PROBLEM REQUIREMENTS: Extract every line that contains the string "ɔtradictione".

EXCERPTED RECORDS:
"""

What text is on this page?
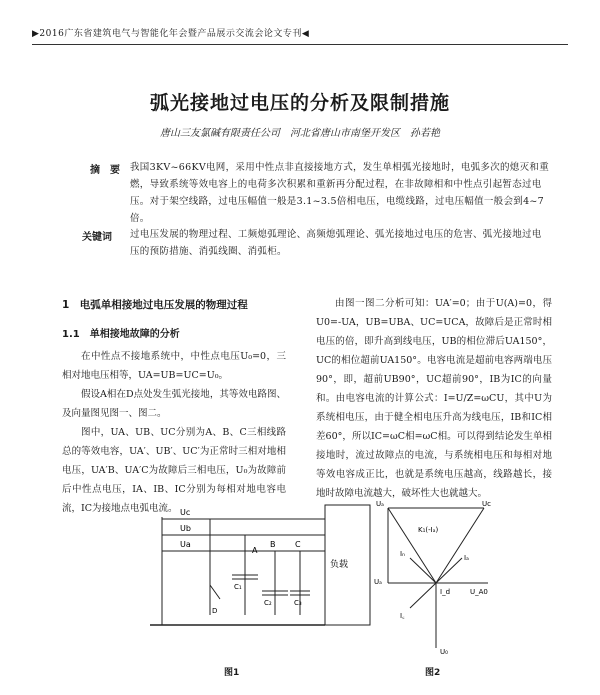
▶2016广东省建筑电气与智能化年会暨产品展示交流会论文专刊◀
弧光接地过电压的分析及限制措施
唐山三友氯碱有限责任公司　河北省唐山市南堡开发区　孙若艳
摘　要 我国3KV~66KV电网，采用中性点非直接接地方式，发生单相弧光接地时，电弧多次的熄灭和重燃，导致系统等效电容上的电荷多次积累和重新再分配过程，在非故障相和中性点引起暂态过电压。对于架空线路，过电压幅值一般是3.1~3.5倍相电压，电缆线路，过电压幅值一般会到4~7倍。
关键词 过电压发展的物理过程、工频熄弧理论、高频熄弧理论、弧光接地过电压的危害、弧光接地过电压的预防措施、消弧线圈、消弧柜。
1　电弧单相接地过电压发展的物理过程
1.1　单相接地故障的分析

在中性点不接地系统中，中性点电压U₀=0，三相对地电压相等，UA=UB=UC=U₀。

假设A相在D点处发生弧光接地，其等效电路图、及向量图见图一、图二。

图中，UA、UB、UC分别为A、B、C三相线路总的等效电容，UA′、UB′、UC′为正常时三相对地相电压，UA′B、UA′C为故障后三相电压，U₀为故障前后中性点电压，IA、IB、IC分别为每相对地电容电流，IC为接地点电弧电流。

由图一图二分析可知：UA′=0；由于U(A)=0，得U0=-UA，UB=UBA、UC=UCA，故障后是正常时相电压的倍，即升高到线电压，UB的相位滞后UA150°，UC的相位超前UA150°。电容电流是超前电容两端电压90°，即，超前UB90°，UC超前90°，IB为IC的向量和。由电容电流的计算公式：I=U/Z=ωCU，其中U为系统相电压，由于健全相电压升高为线电压，IB和IC相差60°，所以IC=ωC相=ωC相。可以得到结论发生单相接地时，流过故障点的电流，与系统相电压和每相对地等效电容成正比，也就是系统电压越高，线路越长，接地时故障电流越大，破坏性大也就越大。

Uc
Ub
Ua
负载
A
B C
C₁
C₂	C₃
D
Uₐ	Uc
Uₐ
K₁(-Iₐ)
Iₙ
I꜀
Iₐ
I_d	U_A0
U₀
图1	图2
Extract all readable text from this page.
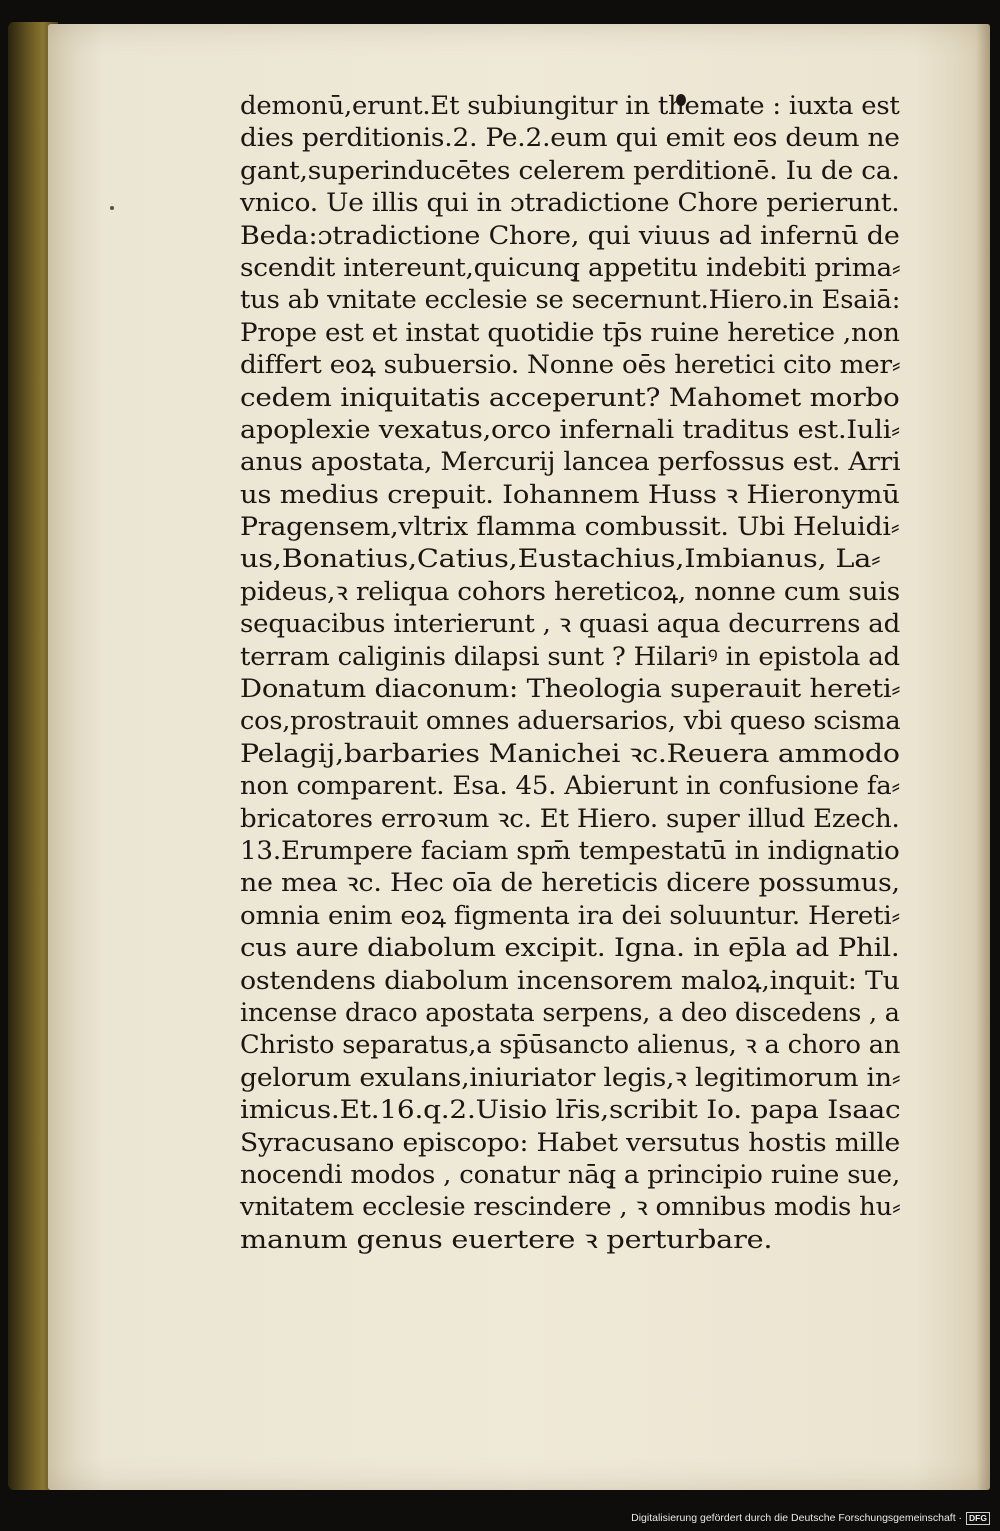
demonū,erunt.Et subiungitur in themate : iuxta est
dies perditionis.2. Pe.2.eum qui emit eos deum ne
gant,superinducētes celerem perditionē. Iu de ca.
vnico. Ue illis qui in ɔtradictione Chore perierunt.
Beda:ɔtradictione Chore, qui viuus ad infernū de
scendit intereunt,quicunq̧ appetitu indebiti prima⸗
tus ab vnitate ecclesie se secernunt.Hiero.in Esaiā:
Prope est et instat quotidie tp̄s ruine heretice ,non
differt eoꝝ subuersio. Nonne oēs heretici cito mer⸗
cedem iniquitatis acceperunt? Mahomet morbo
apoplexie vexatus,orco infernali traditus est.Iuli⸗
anus apostata, Mercurij lancea perfossus est. Arri
us medius crepuit. Iohannem Huss ꝛ Hieronymū
Pragensem,vltrix flamma combussit. Ubi Heluidi⸗
us,Bonatius,Catius,Eustachius,Imbianus, La⸗
pideus,ꝛ reliqua cohors hereticoꝝ, nonne cum suis
sequacibus interierunt , ꝛ quasi aqua decurrens ad
terram caliginis dilapsi sunt ? Hilariꝰ in epistola ad
Donatum diaconum: Theologia superauit hereti⸗
cos,prostrauit omnes aduersarios, vbi queso scisma
Pelagij,barbaries Manichei ꝛc.Reuera ammodo
non comparent. Esa. 45. Abierunt in confusione fa⸗
bricatores erroꝛum ꝛc. Et Hiero. super illud Ezech.
13.Erumpere faciam spm̄ tempestatū in indignatio
ne mea ꝛc. Hec oīa de hereticis dicere possumus,
omnia enim eoꝝ figmenta ira dei soluuntur. Hereti⸗
cus aure diabolum excipit. Igna. in ep̄la ad Phil.
ostendens diabolum incensorem maloꝝ,inquit: Tu
incense draco apostata serpens, a deo discedens , a
Christo separatus,a sp̄ūsancto alienus, ꝛ a choro an
gelorum exulans,iniuriator legis,ꝛ legitimorum in⸗
imicus.Et.16.q.2.Uisio lr̄is,scribit Io. papa Isaac
Syracusano episcopo: Habet versutus hostis mille
nocendi modos , conatur nāq̧ a principio ruine sue,
vnitatem ecclesie rescindere , ꝛ omnibus modis hu⸗
manum genus euertere ꝛ perturbare.
Digitalisierung gefördert durch die Deutsche Forschungsgemeinschaft · DFG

"""

THE RESPONSE:
vnico. Ue illis qui in ɔtradictione Chore perierunt.
Beda:ɔtradictione Chore, qui viuus ad infernū de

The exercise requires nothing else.